--- begin RECORDS SHOWN ---
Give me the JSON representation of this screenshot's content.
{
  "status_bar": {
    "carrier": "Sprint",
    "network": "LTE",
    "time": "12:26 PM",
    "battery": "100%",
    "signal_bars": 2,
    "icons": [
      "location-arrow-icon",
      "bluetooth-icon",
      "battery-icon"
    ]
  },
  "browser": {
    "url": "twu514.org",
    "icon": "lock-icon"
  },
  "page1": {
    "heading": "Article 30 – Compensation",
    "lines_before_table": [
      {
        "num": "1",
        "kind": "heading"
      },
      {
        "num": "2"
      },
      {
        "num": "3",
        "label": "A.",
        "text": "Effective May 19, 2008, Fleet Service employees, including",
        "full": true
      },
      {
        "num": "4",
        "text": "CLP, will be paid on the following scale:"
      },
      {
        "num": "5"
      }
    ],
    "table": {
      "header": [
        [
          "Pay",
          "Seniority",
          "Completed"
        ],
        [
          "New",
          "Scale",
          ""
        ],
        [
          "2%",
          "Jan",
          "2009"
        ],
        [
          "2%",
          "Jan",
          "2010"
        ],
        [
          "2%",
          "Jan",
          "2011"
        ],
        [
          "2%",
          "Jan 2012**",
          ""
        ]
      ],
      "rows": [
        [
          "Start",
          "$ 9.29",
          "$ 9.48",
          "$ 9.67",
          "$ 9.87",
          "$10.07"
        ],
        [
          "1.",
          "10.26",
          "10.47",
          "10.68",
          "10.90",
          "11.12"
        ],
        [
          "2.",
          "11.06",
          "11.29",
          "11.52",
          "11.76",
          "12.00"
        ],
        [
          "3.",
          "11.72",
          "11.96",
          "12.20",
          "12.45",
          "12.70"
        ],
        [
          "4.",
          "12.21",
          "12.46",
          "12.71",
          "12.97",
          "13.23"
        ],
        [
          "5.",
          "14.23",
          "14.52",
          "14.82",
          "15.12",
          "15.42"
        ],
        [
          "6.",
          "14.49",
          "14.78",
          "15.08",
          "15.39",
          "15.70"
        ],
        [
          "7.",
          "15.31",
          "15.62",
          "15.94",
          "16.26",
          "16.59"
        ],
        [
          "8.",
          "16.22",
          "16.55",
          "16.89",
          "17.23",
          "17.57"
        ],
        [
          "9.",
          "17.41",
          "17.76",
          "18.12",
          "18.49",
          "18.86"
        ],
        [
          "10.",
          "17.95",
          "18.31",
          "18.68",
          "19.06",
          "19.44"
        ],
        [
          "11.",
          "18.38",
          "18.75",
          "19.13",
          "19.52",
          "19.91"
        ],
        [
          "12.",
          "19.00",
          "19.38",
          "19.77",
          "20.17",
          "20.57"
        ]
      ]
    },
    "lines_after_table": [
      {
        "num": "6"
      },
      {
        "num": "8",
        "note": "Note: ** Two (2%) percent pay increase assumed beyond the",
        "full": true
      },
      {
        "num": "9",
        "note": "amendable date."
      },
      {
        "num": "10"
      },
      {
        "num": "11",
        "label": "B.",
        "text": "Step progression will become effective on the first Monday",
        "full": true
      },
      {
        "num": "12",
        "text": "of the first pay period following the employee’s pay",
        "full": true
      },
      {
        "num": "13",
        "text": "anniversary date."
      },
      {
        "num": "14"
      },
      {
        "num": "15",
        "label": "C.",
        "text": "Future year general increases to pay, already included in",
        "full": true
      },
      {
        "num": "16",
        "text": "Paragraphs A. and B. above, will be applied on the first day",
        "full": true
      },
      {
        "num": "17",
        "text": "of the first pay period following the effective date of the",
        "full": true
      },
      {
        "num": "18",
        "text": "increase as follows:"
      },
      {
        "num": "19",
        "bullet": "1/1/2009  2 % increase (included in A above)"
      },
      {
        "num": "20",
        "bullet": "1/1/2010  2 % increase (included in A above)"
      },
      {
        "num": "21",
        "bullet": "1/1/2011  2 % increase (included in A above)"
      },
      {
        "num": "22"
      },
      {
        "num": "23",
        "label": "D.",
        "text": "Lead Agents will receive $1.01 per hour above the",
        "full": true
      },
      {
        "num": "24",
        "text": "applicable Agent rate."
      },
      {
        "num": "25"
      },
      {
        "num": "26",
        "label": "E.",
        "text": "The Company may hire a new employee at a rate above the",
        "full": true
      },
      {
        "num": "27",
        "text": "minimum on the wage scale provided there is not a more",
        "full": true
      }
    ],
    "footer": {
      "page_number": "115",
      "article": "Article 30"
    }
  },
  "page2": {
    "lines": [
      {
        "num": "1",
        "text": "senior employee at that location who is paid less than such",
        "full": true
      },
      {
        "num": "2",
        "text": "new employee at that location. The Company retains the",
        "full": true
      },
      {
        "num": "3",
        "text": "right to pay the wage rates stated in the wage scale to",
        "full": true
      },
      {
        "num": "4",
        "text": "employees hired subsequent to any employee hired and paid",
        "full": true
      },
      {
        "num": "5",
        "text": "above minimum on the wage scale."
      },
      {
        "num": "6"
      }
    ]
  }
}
--- end RECORDS SHOWN ---
** REQUIRED TASK **
From the data, list each line in which the string "date" appears.

** ANSWER TO THIS TASK **
        "note": "amendable date."
        "text": "anniversary date."
        "text": "of the first pay period following the effective date of the",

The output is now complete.